Begin RECORD EXTRACTS

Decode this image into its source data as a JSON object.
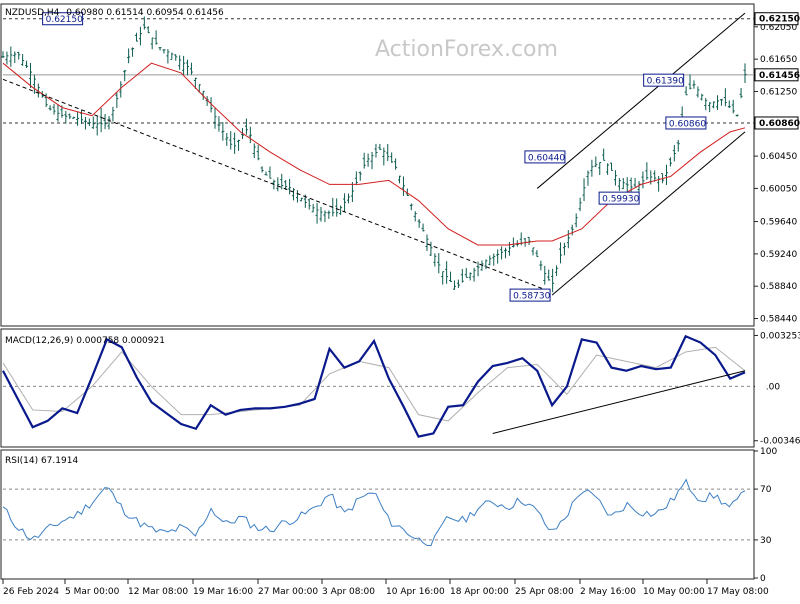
{
  "header": {
    "symbol_tf": "NZDUSD,H4",
    "ohlc": "0.60980 0.61514 0.60954 0.61456"
  },
  "watermark": "ActionForex.com",
  "colors": {
    "candles": "#0b5b4f",
    "ma": "#d11f1f",
    "trendlines": "#000000",
    "macd_line": "#0a1a8c",
    "macd_signal": "#b0b0b0",
    "rsi": "#3d7fc4",
    "dashed": "#555555",
    "label_border": "#0a1a8c",
    "badge": "#ffffff"
  },
  "chart_data": [
    {
      "type": "candlestick",
      "title": "NZDUSD,H4",
      "ylim": [
        0.5836,
        0.6232
      ],
      "yticks": [
        "0.62050",
        "0.61650",
        "0.61250",
        "0.60850",
        "0.60450",
        "0.60050",
        "0.59640",
        "0.59240",
        "0.58840",
        "0.58440"
      ],
      "xticks": [
        "26 Feb 2024",
        "5 Mar 00:00",
        "12 Mar 08:00",
        "19 Mar 16:00",
        "27 Mar 00:00",
        "3 Apr 08:00",
        "10 Apr 16:00",
        "18 Apr 00:00",
        "25 Apr 08:00",
        "2 May 16:00",
        "10 May 00:00",
        "17 May 08:00"
      ],
      "approx_close_path": [
        [
          0,
          0.6168
        ],
        [
          2,
          0.6172
        ],
        [
          4,
          0.6145
        ],
        [
          6,
          0.6105
        ],
        [
          8,
          0.6095
        ],
        [
          10,
          0.6092
        ],
        [
          12,
          0.6085
        ],
        [
          14,
          0.6085
        ],
        [
          15,
          0.6105
        ],
        [
          17,
          0.617
        ],
        [
          19,
          0.6205
        ],
        [
          21,
          0.618
        ],
        [
          23,
          0.617
        ],
        [
          25,
          0.6155
        ],
        [
          27,
          0.6125
        ],
        [
          29,
          0.6085
        ],
        [
          31,
          0.6055
        ],
        [
          33,
          0.608
        ],
        [
          35,
          0.6025
        ],
        [
          37,
          0.601
        ],
        [
          39,
          0.6005
        ],
        [
          41,
          0.5985
        ],
        [
          43,
          0.5975
        ],
        [
          45,
          0.5975
        ],
        [
          47,
          0.6
        ],
        [
          49,
          0.604
        ],
        [
          51,
          0.6055
        ],
        [
          53,
          0.603
        ],
        [
          55,
          0.5985
        ],
        [
          57,
          0.5945
        ],
        [
          59,
          0.5905
        ],
        [
          61,
          0.5882
        ],
        [
          63,
          0.59
        ],
        [
          65,
          0.5915
        ],
        [
          67,
          0.5925
        ],
        [
          69,
          0.5935
        ],
        [
          71,
          0.594
        ],
        [
          73,
          0.59
        ],
        [
          74,
          0.5885
        ],
        [
          75,
          0.592
        ],
        [
          77,
          0.596
        ],
        [
          79,
          0.603
        ],
        [
          81,
          0.604
        ],
        [
          83,
          0.6015
        ],
        [
          85,
          0.6005
        ],
        [
          87,
          0.602
        ],
        [
          89,
          0.6015
        ],
        [
          91,
          0.606
        ],
        [
          92,
          0.612
        ],
        [
          93,
          0.6135
        ],
        [
          95,
          0.611
        ],
        [
          97,
          0.6115
        ],
        [
          99,
          0.6095
        ],
        [
          100,
          0.6146
        ]
      ],
      "series": [
        {
          "name": "MA",
          "values": [
            [
              0,
              0.616
            ],
            [
              4,
              0.613
            ],
            [
              8,
              0.6105
            ],
            [
              12,
              0.6095
            ],
            [
              16,
              0.613
            ],
            [
              20,
              0.616
            ],
            [
              24,
              0.6148
            ],
            [
              28,
              0.611
            ],
            [
              32,
              0.6075
            ],
            [
              36,
              0.605
            ],
            [
              40,
              0.6028
            ],
            [
              44,
              0.601
            ],
            [
              48,
              0.601
            ],
            [
              52,
              0.6015
            ],
            [
              56,
              0.599
            ],
            [
              60,
              0.5955
            ],
            [
              64,
              0.5935
            ],
            [
              68,
              0.5935
            ],
            [
              72,
              0.594
            ],
            [
              74,
              0.594
            ],
            [
              78,
              0.5955
            ],
            [
              82,
              0.599
            ],
            [
              86,
              0.601
            ],
            [
              90,
              0.602
            ],
            [
              94,
              0.605
            ],
            [
              98,
              0.6075
            ],
            [
              100,
              0.608
            ]
          ]
        }
      ],
      "annotations": [
        {
          "label": "0.62150",
          "x": 11,
          "y": 0.6215
        },
        {
          "label": "0.60440",
          "x": 76,
          "y": 0.6044
        },
        {
          "label": "0.58730",
          "x": 74,
          "y": 0.5873
        },
        {
          "label": "0.61390",
          "x": 92,
          "y": 0.6139
        },
        {
          "label": "0.59930",
          "x": 86,
          "y": 0.5993
        },
        {
          "label": "0.60860",
          "x": 95,
          "y": 0.6086
        }
      ],
      "hlines": [
        0.6215,
        0.6086,
        0.61456
      ],
      "price_badges": [
        "0.62150",
        "0.61456",
        "0.60860"
      ]
    },
    {
      "type": "line",
      "title": "MACD(12,26,9) 0.000758 0.000921",
      "ylim": [
        -0.0038,
        0.0036
      ],
      "yticks": [
        "0.003253",
        "0.00",
        "-0.003465"
      ],
      "series": [
        {
          "name": "MACD",
          "values": [
            [
              0,
              0.001
            ],
            [
              2,
              -0.0008
            ],
            [
              4,
              -0.0026
            ],
            [
              6,
              -0.0022
            ],
            [
              8,
              -0.0014
            ],
            [
              10,
              -0.0017
            ],
            [
              12,
              0.0006
            ],
            [
              14,
              0.003
            ],
            [
              16,
              0.0025
            ],
            [
              18,
              0.0006
            ],
            [
              20,
              -0.001
            ],
            [
              22,
              -0.0017
            ],
            [
              24,
              -0.0024
            ],
            [
              26,
              -0.0027
            ],
            [
              28,
              -0.0012
            ],
            [
              30,
              -0.0018
            ],
            [
              32,
              -0.0015
            ],
            [
              34,
              -0.0014
            ],
            [
              36,
              -0.0014
            ],
            [
              38,
              -0.0013
            ],
            [
              40,
              -0.0011
            ],
            [
              42,
              -0.0008
            ],
            [
              44,
              0.0024
            ],
            [
              46,
              0.0012
            ],
            [
              48,
              0.0016
            ],
            [
              50,
              0.0029
            ],
            [
              52,
              0.0005
            ],
            [
              54,
              -0.0013
            ],
            [
              56,
              -0.0032
            ],
            [
              58,
              -0.003
            ],
            [
              60,
              -0.0013
            ],
            [
              62,
              -0.0012
            ],
            [
              64,
              0.0003
            ],
            [
              66,
              0.0013
            ],
            [
              68,
              0.0015
            ],
            [
              70,
              0.0018
            ],
            [
              72,
              0.001
            ],
            [
              74,
              -0.0012
            ],
            [
              76,
              0.0
            ],
            [
              78,
              0.003
            ],
            [
              80,
              0.0028
            ],
            [
              82,
              0.0012
            ],
            [
              84,
              0.001
            ],
            [
              86,
              0.0013
            ],
            [
              88,
              0.0011
            ],
            [
              90,
              0.0012
            ],
            [
              92,
              0.0032
            ],
            [
              94,
              0.0028
            ],
            [
              96,
              0.002
            ],
            [
              98,
              0.0005
            ],
            [
              100,
              0.0009
            ]
          ]
        },
        {
          "name": "Signal",
          "values": [
            [
              0,
              0.0015
            ],
            [
              4,
              -0.0015
            ],
            [
              8,
              -0.0016
            ],
            [
              12,
              0.0
            ],
            [
              16,
              0.0022
            ],
            [
              20,
              0.0
            ],
            [
              24,
              -0.0018
            ],
            [
              28,
              -0.0018
            ],
            [
              32,
              -0.0016
            ],
            [
              36,
              -0.0014
            ],
            [
              40,
              -0.0012
            ],
            [
              44,
              0.0008
            ],
            [
              48,
              0.0016
            ],
            [
              52,
              0.0012
            ],
            [
              56,
              -0.0018
            ],
            [
              60,
              -0.0022
            ],
            [
              64,
              -0.0004
            ],
            [
              68,
              0.0012
            ],
            [
              72,
              0.0014
            ],
            [
              76,
              -0.0005
            ],
            [
              80,
              0.002
            ],
            [
              84,
              0.0016
            ],
            [
              88,
              0.0012
            ],
            [
              92,
              0.0022
            ],
            [
              96,
              0.0025
            ],
            [
              100,
              0.001
            ]
          ]
        }
      ],
      "trendline": [
        [
          66,
          -0.003
        ],
        [
          100,
          0.001
        ]
      ]
    },
    {
      "type": "line",
      "title": "RSI(14) 67.1914",
      "ylim": [
        0,
        100
      ],
      "yticks": [
        "100",
        "70",
        "30",
        "0"
      ],
      "levels": [
        70,
        30
      ],
      "series": [
        {
          "name": "RSI",
          "values": [
            [
              0,
              55
            ],
            [
              2,
              40
            ],
            [
              4,
              30
            ],
            [
              6,
              38
            ],
            [
              8,
              45
            ],
            [
              10,
              50
            ],
            [
              12,
              60
            ],
            [
              14,
              72
            ],
            [
              16,
              55
            ],
            [
              18,
              45
            ],
            [
              20,
              38
            ],
            [
              22,
              35
            ],
            [
              24,
              40
            ],
            [
              26,
              33
            ],
            [
              28,
              55
            ],
            [
              30,
              42
            ],
            [
              32,
              48
            ],
            [
              34,
              40
            ],
            [
              36,
              38
            ],
            [
              38,
              44
            ],
            [
              40,
              48
            ],
            [
              42,
              55
            ],
            [
              44,
              66
            ],
            [
              46,
              50
            ],
            [
              48,
              62
            ],
            [
              50,
              68
            ],
            [
              52,
              45
            ],
            [
              54,
              38
            ],
            [
              56,
              30
            ],
            [
              58,
              28
            ],
            [
              60,
              48
            ],
            [
              62,
              45
            ],
            [
              64,
              55
            ],
            [
              66,
              60
            ],
            [
              68,
              56
            ],
            [
              70,
              62
            ],
            [
              72,
              52
            ],
            [
              74,
              35
            ],
            [
              76,
              50
            ],
            [
              78,
              70
            ],
            [
              80,
              62
            ],
            [
              82,
              48
            ],
            [
              84,
              58
            ],
            [
              86,
              52
            ],
            [
              88,
              50
            ],
            [
              90,
              60
            ],
            [
              92,
              75
            ],
            [
              94,
              62
            ],
            [
              96,
              65
            ],
            [
              98,
              55
            ],
            [
              100,
              67
            ]
          ]
        }
      ]
    }
  ]
}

End RECORD EXTRACTS

» **DESCRIPTION OF THE TASK**
Filter the records, keeping only lines that contain "title", and show those lines.

» **REPLY**
      "title": "NZDUSD,H4",
      "title": "MACD(12,26,9) 0.000758 0.000921",
      "title": "RSI(14) 67.1914",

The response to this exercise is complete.